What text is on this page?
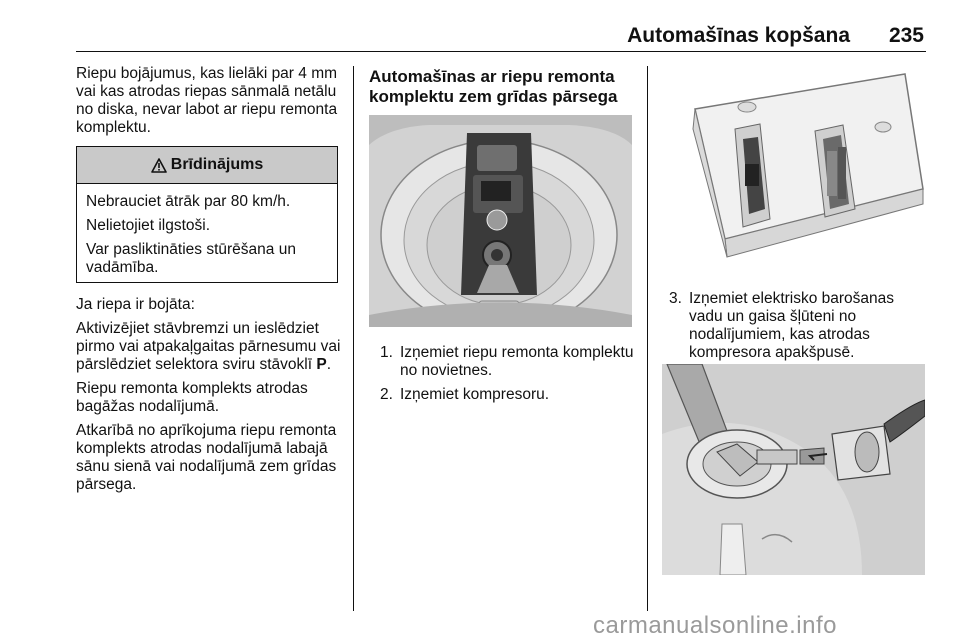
Automašīnas kopšana	235

Riepu bojājumus, kas lielāki par 4 mm vai kas atrodas riepas sānmalā netālu no diska, nevar labot ar riepu remonta komplektu.

Brīdinājums

Nebrauciet ātrāk par 80 km/h.

Nelietojiet ilgstoši.

Var pasliktināties stūrēšana un vadāmība.

Ja riepa ir bojāta:

Aktivizējiet stāvbremzi un ieslēdziet pirmo vai atpakaļgaitas pārnesumu vai pārslēdziet selektora sviru stāvoklī P.

Riepu remonta komplekts atrodas bagāžas nodalījumā.

Atkarībā no aprīkojuma riepu remonta komplekts atrodas nodalījumā labajā sānu sienā vai nodalījumā zem grīdas pārsega.

Automašīnas ar riepu remonta komplektu zem grīdas pārsega
1. Izņemiet riepu remonta komplektu no novietnes.
2. Izņemiet kompresoru.
3. Izņemiet elektrisko barošanas vadu un gaisa šļūteni no nodalījumiem, kas atrodas kompresora apakšpusē.
carmanualsonline.info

■ Aim of the task: Using the data above, write out every line exactly, leaving the images behind.

■ Answer to the task:
What text is on this page?
Automašīnas kopšana	235

Riepu bojājumus, kas lielāki par 4 mm vai kas atrodas riepas sānmalā netālu no diska, nevar labot ar riepu remonta komplektu.

Brīdinājums

Nebrauciet ātrāk par 80 km/h.

Nelietojiet ilgstoši.

Var pasliktināties stūrēšana un vadāmība.

Ja riepa ir bojāta:

Aktivizējiet stāvbremzi un ieslēdziet pirmo vai atpakaļgaitas pārnesumu vai pārslēdziet selektora sviru stāvoklī P.

Riepu remonta komplekts atrodas bagāžas nodalījumā.

Atkarībā no aprīkojuma riepu remonta komplekts atrodas nodalījumā labajā sānu sienā vai nodalījumā zem grīdas pārsega.

Automašīnas ar riepu remonta komplektu zem grīdas pārsega
1. Izņemiet riepu remonta komplektu no novietnes.
2. Izņemiet kompresoru.
3. Izņemiet elektrisko barošanas vadu un gaisa šļūteni no nodalījumiem, kas atrodas kompresora apakšpusē.
carmanualsonline.info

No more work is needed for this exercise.